### Supplied data

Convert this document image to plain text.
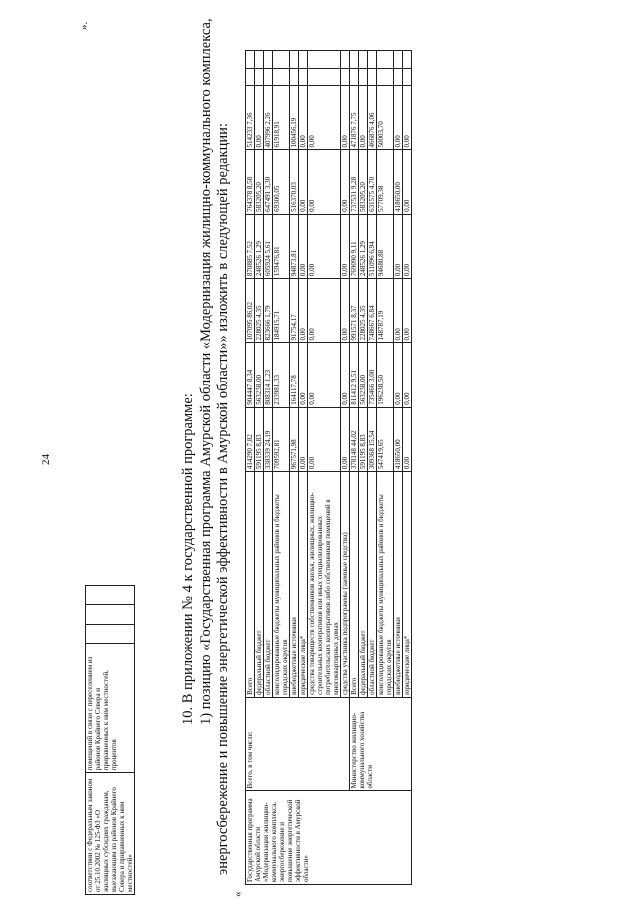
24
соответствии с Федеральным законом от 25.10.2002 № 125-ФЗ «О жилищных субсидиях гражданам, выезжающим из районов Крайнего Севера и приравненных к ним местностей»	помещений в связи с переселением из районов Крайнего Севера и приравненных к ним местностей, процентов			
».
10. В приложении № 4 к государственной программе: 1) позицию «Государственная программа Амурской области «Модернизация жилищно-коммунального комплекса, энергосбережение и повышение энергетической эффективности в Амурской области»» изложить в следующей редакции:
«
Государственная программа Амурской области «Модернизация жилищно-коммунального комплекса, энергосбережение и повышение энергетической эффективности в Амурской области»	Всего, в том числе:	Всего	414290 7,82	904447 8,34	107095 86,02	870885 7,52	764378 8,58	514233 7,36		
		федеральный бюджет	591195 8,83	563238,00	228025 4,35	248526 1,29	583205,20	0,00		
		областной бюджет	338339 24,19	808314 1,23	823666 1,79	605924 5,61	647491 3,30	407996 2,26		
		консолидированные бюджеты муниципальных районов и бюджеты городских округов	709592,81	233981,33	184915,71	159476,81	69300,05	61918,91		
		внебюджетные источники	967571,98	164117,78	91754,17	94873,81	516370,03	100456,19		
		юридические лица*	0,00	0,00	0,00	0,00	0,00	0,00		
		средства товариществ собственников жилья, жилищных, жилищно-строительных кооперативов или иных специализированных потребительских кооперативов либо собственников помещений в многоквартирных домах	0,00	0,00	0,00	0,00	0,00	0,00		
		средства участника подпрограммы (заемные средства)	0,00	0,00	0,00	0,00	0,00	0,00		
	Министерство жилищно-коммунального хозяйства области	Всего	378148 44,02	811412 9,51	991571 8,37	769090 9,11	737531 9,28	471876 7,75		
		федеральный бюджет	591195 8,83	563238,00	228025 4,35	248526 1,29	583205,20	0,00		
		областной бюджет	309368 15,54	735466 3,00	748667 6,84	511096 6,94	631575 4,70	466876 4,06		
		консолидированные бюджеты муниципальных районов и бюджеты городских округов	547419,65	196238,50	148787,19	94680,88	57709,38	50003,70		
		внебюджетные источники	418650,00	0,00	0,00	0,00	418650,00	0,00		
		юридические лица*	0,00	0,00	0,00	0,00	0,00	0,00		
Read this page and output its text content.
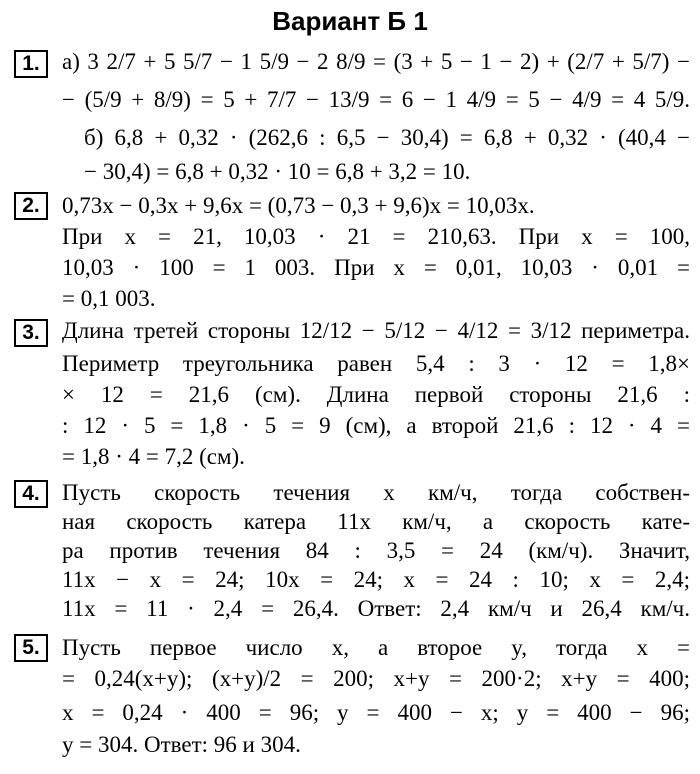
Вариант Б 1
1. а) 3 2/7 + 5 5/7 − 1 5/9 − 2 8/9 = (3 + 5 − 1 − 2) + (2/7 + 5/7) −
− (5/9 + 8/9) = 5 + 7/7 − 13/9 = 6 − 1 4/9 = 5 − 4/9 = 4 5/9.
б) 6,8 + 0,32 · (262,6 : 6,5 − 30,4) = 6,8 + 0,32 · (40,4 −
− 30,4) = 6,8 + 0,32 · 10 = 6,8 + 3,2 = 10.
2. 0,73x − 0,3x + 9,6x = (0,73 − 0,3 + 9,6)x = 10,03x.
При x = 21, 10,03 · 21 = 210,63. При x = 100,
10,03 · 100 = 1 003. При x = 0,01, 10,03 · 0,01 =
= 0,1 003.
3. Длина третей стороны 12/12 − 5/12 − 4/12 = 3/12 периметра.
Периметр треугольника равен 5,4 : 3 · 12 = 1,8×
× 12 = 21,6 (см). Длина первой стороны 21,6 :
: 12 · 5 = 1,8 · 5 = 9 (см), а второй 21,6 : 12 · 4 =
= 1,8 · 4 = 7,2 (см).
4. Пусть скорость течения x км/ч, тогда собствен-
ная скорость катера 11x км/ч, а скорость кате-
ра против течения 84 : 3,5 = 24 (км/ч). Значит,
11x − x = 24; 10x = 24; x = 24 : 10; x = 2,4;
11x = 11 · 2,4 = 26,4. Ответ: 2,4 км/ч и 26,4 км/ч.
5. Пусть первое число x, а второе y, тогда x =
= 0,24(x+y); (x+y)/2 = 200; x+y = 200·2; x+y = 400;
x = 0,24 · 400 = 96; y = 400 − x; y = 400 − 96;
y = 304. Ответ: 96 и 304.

---

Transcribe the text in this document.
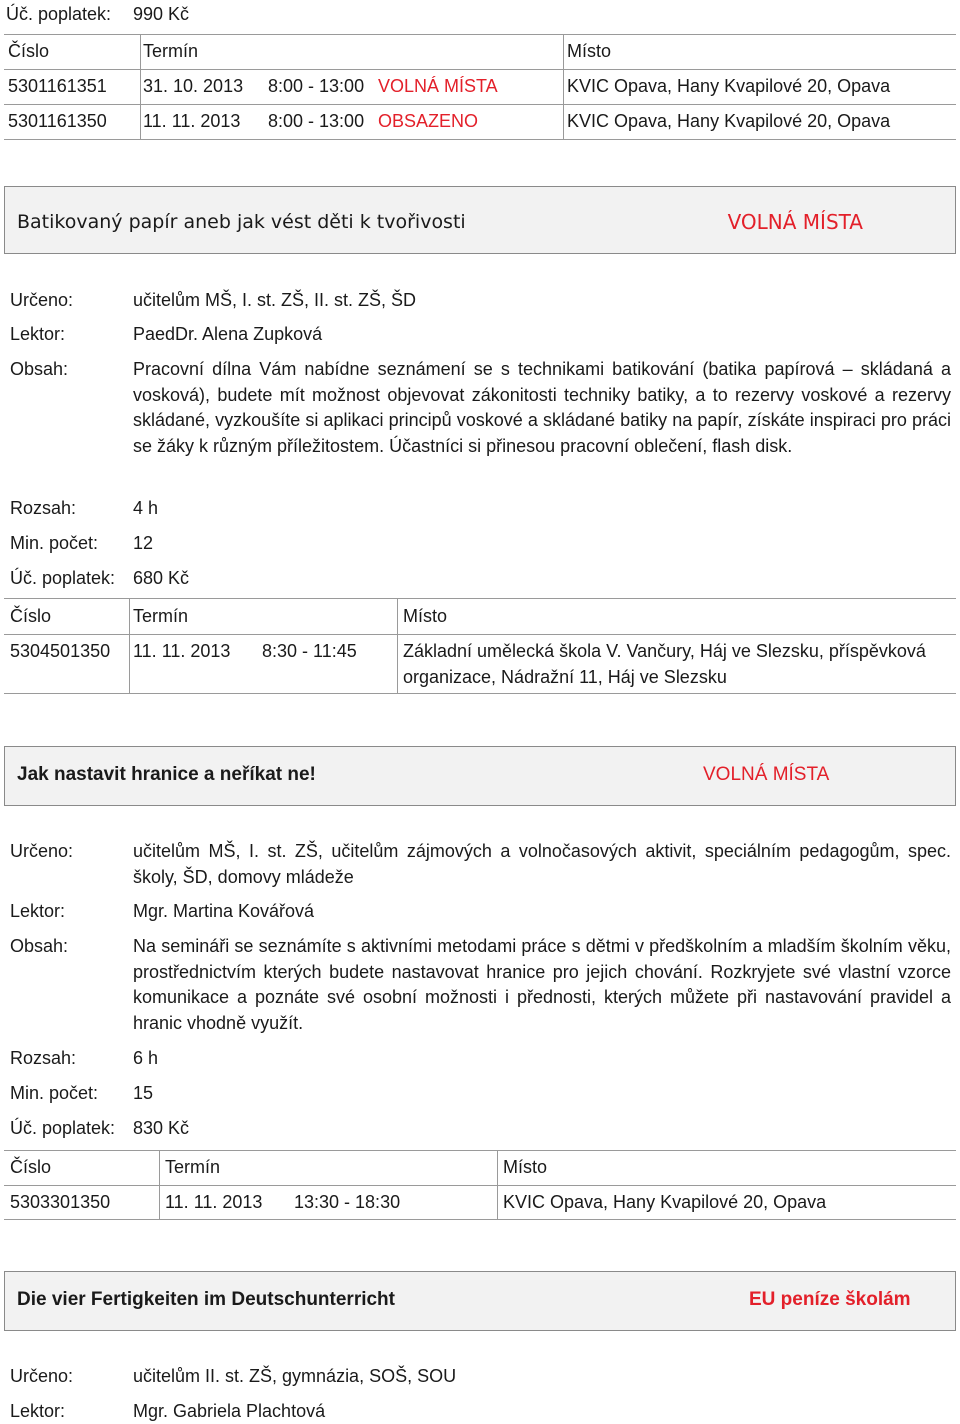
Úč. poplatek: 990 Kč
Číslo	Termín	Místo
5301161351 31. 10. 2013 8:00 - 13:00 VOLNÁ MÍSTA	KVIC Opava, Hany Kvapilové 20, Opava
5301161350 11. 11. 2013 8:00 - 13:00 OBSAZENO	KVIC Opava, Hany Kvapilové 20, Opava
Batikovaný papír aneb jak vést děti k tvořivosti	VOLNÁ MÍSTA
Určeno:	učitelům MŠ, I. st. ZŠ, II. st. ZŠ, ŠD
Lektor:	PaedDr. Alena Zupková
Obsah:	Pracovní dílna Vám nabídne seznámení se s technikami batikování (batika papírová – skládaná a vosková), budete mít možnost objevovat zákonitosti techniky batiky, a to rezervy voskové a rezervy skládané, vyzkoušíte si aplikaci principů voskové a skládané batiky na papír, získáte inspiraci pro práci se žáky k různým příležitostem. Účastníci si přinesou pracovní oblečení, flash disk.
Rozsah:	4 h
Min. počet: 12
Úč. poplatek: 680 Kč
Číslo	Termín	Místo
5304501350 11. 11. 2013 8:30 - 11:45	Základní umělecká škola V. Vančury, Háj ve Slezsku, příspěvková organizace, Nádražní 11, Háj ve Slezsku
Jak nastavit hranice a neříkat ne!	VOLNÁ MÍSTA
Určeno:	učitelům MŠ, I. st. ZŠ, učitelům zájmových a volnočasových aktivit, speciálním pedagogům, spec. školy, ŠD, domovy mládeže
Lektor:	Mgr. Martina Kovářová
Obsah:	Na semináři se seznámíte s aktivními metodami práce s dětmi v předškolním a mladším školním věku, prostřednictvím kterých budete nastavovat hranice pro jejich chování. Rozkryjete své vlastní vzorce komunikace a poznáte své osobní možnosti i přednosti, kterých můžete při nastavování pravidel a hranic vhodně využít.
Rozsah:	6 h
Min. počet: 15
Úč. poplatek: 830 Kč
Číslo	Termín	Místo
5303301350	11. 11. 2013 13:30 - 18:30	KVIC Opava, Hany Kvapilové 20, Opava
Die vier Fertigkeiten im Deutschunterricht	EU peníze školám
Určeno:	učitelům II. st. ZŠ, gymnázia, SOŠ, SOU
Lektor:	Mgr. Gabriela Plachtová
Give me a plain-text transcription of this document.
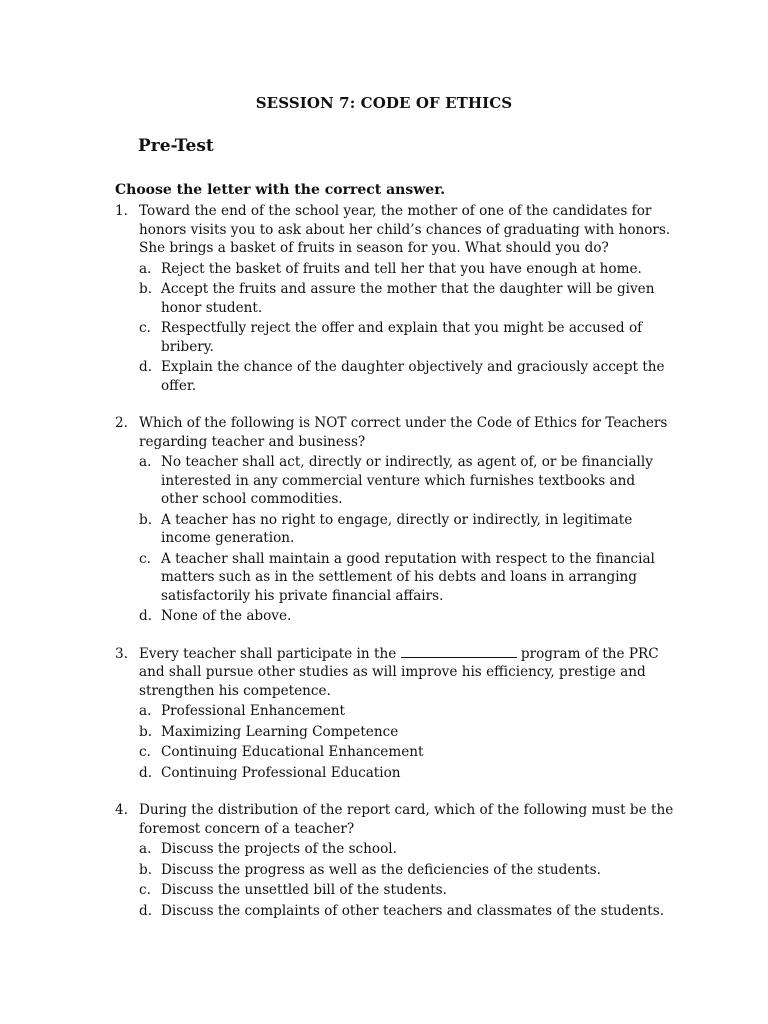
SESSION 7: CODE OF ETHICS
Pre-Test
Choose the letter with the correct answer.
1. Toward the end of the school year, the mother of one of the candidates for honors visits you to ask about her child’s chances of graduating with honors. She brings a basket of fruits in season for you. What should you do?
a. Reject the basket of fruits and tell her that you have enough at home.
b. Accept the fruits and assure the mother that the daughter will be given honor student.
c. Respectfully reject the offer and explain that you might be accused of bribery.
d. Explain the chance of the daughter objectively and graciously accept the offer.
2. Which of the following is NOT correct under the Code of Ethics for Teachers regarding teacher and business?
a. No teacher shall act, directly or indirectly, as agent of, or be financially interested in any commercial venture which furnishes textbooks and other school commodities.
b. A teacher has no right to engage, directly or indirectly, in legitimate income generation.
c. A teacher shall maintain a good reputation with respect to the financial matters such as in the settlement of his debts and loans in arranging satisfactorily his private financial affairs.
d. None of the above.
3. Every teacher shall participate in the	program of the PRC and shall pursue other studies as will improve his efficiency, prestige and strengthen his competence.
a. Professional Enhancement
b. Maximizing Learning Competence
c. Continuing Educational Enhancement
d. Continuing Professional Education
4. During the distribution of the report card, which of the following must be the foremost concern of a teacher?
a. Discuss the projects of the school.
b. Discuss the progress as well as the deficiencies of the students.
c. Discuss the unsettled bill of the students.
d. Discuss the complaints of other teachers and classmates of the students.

### What you are asked to do
Read through the entries and copy every line that includes "скорость".

### Correct result
4. Пусть скорость течения x км/ч, тогда собствен-
ная скорость катера 11x км/ч, а скорость кате-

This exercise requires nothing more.